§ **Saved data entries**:
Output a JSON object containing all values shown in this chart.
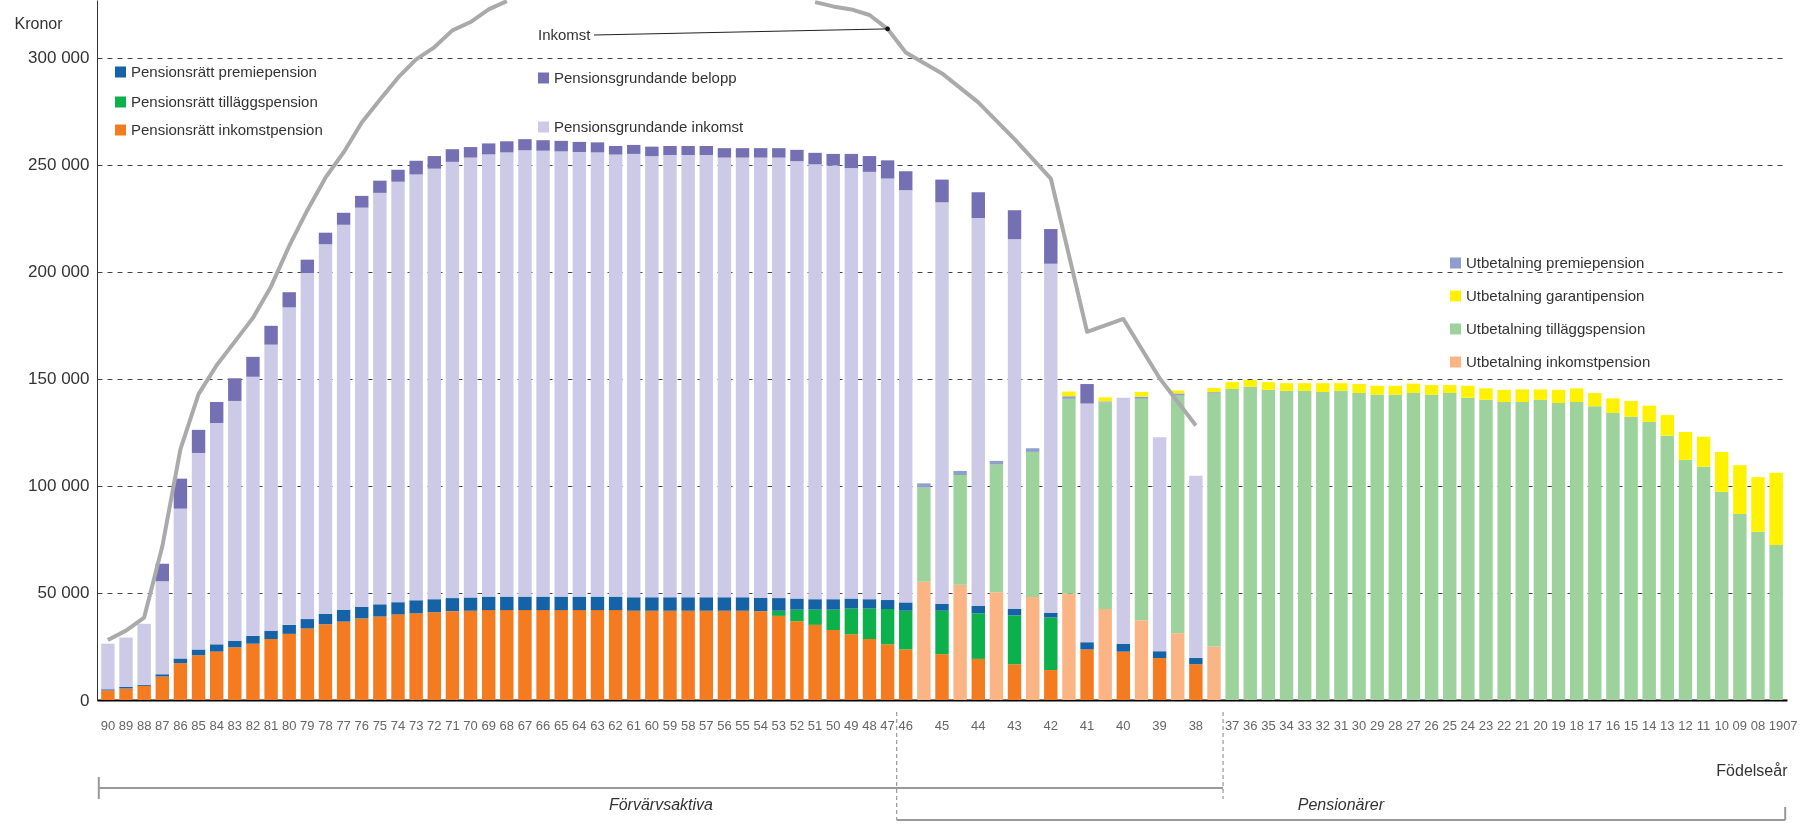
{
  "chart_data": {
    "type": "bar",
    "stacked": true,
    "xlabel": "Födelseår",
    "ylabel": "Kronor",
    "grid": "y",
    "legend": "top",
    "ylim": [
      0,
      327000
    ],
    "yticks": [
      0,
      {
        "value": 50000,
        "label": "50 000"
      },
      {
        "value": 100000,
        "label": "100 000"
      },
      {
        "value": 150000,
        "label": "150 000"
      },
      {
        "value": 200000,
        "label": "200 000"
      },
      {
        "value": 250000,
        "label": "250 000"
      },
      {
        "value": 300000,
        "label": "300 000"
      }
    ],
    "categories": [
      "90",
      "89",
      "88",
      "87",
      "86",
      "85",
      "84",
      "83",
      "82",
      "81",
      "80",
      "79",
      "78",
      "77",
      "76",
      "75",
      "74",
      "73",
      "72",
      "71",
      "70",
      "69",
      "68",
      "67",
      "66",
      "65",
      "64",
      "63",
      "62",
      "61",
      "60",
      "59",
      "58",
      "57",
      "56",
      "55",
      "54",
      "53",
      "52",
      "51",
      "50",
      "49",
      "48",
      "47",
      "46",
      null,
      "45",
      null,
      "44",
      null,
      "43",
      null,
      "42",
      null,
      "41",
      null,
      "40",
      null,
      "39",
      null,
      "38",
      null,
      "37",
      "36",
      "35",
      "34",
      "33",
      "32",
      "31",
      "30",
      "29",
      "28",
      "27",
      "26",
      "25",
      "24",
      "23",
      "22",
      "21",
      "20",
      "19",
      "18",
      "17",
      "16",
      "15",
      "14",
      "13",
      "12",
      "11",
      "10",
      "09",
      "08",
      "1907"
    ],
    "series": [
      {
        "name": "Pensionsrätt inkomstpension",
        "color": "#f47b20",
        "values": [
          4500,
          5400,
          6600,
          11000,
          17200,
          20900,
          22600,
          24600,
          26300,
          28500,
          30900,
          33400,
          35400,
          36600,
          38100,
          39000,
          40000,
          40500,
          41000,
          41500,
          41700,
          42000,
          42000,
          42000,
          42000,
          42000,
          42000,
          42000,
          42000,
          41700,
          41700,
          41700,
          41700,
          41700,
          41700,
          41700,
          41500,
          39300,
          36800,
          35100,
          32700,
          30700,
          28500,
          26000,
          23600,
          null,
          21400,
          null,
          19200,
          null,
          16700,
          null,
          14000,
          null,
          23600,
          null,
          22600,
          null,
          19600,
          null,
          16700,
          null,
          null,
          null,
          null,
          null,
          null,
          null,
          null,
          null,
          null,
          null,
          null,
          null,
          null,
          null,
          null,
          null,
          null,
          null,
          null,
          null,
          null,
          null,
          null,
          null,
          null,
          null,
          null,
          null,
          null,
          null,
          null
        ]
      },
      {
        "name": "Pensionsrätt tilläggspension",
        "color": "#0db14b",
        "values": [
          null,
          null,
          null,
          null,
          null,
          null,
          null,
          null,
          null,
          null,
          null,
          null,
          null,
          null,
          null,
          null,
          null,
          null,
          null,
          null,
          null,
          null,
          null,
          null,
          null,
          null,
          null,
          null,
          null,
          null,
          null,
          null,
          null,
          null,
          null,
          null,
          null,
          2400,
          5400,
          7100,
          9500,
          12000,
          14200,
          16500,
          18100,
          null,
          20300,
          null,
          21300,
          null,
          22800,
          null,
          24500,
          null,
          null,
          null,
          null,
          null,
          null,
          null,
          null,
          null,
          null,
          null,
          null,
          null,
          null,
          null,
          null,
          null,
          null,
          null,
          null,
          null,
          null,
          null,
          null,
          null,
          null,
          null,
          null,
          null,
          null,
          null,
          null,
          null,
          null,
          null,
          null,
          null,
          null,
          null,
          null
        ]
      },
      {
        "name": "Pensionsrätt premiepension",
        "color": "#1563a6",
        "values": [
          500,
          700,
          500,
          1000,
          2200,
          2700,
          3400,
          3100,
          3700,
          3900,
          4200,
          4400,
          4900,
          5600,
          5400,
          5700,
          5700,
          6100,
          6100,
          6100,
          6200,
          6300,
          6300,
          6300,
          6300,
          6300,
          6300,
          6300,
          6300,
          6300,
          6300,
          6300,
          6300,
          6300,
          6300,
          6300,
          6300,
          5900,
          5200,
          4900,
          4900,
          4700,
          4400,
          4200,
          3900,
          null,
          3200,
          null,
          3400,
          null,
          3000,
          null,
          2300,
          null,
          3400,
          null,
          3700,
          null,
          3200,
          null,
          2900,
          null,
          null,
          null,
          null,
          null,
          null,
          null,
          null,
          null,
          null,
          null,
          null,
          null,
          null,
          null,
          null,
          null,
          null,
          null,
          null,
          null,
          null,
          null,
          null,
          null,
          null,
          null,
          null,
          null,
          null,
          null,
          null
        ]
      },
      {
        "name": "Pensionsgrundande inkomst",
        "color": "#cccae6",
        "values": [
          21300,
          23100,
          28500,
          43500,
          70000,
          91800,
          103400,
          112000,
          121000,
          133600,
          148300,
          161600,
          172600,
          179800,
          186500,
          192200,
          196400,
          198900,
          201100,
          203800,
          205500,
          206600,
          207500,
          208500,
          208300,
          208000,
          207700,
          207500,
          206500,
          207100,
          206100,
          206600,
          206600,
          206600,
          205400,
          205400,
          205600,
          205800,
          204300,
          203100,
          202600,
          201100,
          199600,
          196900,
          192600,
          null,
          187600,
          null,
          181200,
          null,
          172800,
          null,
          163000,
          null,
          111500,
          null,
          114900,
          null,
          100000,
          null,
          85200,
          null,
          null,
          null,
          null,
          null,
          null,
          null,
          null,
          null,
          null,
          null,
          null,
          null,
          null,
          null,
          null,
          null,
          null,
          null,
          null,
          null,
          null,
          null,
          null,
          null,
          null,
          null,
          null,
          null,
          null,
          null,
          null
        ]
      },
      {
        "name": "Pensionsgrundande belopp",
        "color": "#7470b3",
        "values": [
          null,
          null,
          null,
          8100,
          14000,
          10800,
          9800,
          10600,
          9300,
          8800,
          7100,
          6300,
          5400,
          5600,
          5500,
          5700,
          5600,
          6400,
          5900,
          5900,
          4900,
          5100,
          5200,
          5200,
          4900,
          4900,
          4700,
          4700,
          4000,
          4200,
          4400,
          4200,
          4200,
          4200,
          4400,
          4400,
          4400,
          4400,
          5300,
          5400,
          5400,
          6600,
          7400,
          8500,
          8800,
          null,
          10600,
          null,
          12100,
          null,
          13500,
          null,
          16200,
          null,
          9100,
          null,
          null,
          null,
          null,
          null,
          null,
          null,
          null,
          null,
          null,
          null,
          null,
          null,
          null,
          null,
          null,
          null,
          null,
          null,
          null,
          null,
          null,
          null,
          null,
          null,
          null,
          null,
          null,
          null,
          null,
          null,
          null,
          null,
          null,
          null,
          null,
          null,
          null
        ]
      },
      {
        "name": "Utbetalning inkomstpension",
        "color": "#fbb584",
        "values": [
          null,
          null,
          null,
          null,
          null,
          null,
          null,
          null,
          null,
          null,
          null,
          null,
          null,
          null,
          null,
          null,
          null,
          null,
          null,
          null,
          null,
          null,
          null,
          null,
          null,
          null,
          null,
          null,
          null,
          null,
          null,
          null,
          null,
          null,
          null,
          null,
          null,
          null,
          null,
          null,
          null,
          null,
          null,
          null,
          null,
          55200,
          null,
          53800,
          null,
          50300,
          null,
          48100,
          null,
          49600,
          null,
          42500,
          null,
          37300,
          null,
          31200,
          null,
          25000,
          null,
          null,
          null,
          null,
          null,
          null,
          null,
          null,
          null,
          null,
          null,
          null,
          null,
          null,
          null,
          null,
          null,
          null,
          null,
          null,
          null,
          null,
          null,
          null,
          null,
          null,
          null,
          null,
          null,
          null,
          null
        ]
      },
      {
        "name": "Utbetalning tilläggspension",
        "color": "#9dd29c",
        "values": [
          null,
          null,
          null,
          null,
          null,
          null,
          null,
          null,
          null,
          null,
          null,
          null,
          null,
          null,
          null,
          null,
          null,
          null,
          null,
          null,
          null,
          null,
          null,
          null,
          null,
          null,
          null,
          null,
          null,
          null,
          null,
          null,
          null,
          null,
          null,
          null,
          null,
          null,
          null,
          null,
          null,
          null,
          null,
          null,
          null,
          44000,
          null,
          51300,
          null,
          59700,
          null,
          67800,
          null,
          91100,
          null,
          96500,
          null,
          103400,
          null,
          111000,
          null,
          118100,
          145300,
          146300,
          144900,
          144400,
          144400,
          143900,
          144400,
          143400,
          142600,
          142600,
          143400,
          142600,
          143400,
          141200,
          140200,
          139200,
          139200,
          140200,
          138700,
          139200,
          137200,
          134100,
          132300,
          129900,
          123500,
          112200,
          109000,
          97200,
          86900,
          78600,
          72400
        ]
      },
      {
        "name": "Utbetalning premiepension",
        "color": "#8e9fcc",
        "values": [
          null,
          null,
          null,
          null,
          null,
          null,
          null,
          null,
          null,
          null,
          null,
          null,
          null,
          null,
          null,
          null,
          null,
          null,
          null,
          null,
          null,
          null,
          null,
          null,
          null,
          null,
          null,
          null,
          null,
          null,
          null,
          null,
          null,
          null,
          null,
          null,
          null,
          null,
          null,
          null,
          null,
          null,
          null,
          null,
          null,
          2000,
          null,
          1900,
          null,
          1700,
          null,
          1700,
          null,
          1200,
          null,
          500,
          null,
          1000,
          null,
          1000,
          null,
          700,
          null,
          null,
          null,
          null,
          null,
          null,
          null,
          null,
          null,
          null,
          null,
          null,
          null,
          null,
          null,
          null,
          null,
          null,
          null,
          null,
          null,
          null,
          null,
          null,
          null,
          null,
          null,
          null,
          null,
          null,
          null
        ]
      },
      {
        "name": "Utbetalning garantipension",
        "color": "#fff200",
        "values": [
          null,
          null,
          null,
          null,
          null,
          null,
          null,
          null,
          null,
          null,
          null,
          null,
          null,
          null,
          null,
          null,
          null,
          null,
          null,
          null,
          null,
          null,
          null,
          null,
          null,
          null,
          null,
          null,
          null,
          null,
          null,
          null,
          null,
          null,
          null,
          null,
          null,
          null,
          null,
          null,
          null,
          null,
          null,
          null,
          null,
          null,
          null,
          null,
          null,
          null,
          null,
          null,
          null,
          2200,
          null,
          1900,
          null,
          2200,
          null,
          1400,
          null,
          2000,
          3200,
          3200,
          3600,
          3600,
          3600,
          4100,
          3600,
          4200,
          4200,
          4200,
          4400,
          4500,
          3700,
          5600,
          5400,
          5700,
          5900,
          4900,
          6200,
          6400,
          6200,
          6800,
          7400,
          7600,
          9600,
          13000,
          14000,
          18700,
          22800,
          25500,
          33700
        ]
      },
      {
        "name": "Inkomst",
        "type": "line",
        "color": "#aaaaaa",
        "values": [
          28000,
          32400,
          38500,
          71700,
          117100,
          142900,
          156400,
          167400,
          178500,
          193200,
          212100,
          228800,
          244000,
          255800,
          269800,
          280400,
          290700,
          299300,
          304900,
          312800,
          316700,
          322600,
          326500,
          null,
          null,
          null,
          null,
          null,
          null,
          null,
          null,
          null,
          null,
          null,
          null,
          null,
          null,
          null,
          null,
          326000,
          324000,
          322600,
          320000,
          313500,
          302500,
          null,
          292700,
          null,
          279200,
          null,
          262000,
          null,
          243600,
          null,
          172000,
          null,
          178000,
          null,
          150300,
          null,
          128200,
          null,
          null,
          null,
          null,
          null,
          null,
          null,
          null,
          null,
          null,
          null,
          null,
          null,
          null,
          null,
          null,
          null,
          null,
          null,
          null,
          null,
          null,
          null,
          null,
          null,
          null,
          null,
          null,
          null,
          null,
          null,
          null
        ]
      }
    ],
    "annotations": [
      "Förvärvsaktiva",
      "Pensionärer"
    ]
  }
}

§ **Problem requirements**: Look for the word "inkomstpension" and return every line where it occurs.

§ **Answer to this exercise**:
        "name": "Pensionsrätt inkomstpension",
        "name": "Utbetalning inkomstpension",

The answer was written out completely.